> **Aim**: Only the pictures are omitted; repeat all other data exactly.

> **Given data**:
● ● ● ● ●
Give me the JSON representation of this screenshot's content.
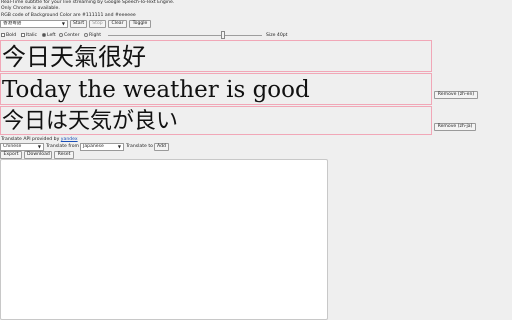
{
  "info": {
    "line1": "Real-Time subtitle for your live streaming by Google Speech-To-Text Engine.",
    "line2": "Only Chrome is available.",
    "line3": "RGB code of Background Color are #111111 and #eeeeee"
  },
  "controls": {
    "language_select": "香港粵語",
    "start": "Start",
    "stop": "Stop",
    "clear": "Clear",
    "toggle": "Toggle"
  },
  "formatting": {
    "bold": "Bold",
    "italic": "Italic",
    "left": "Left",
    "center": "Center",
    "right": "Right",
    "size_label": "Size 40pt",
    "size_value": 40,
    "selected_align": "Left"
  },
  "subtitles": [
    {
      "text": "今日天氣很好",
      "remove": ""
    },
    {
      "text": "Today the weather is good",
      "remove": "Remove (zh-en)"
    },
    {
      "text": "今日は天気が良い",
      "remove": "Remove (zh-ja)"
    }
  ],
  "translate": {
    "api_prefix": "Translate API provided by",
    "api_link": "yandex",
    "target_select": "Chinese",
    "from_label": "Translate from",
    "from_select": "Japanese",
    "to_label": "Translate to",
    "add": "Add"
  },
  "actions": {
    "export": "Export",
    "download": "Download",
    "reset": "Reset"
  },
  "textarea": {
    "value": ""
  }
}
● ● ● ● ●
> **Solved problem**:
Give me the JSON representation of this screenshot's content.
{
  "info": {
    "line1": "Real-Time subtitle for your live streaming by Google Speech-To-Text Engine.",
    "line2": "Only Chrome is available.",
    "line3": "RGB code of Background Color are #111111 and #eeeeee"
  },
  "controls": {
    "language_select": "香港粵語",
    "start": "Start",
    "stop": "Stop",
    "clear": "Clear",
    "toggle": "Toggle"
  },
  "formatting": {
    "bold": "Bold",
    "italic": "Italic",
    "left": "Left",
    "center": "Center",
    "right": "Right",
    "size_label": "Size 40pt",
    "size_value": 40,
    "selected_align": "Left"
  },
  "subtitles": [
    {
      "text": "今日天氣很好",
      "remove": ""
    },
    {
      "text": "Today the weather is good",
      "remove": "Remove (zh-en)"
    },
    {
      "text": "今日は天気が良い",
      "remove": "Remove (zh-ja)"
    }
  ],
  "translate": {
    "api_prefix": "Translate API provided by",
    "api_link": "yandex",
    "target_select": "Chinese",
    "from_label": "Translate from",
    "from_select": "Japanese",
    "to_label": "Translate to",
    "add": "Add"
  },
  "actions": {
    "export": "Export",
    "download": "Download",
    "reset": "Reset"
  },
  "textarea": {
    "value": ""
  }
}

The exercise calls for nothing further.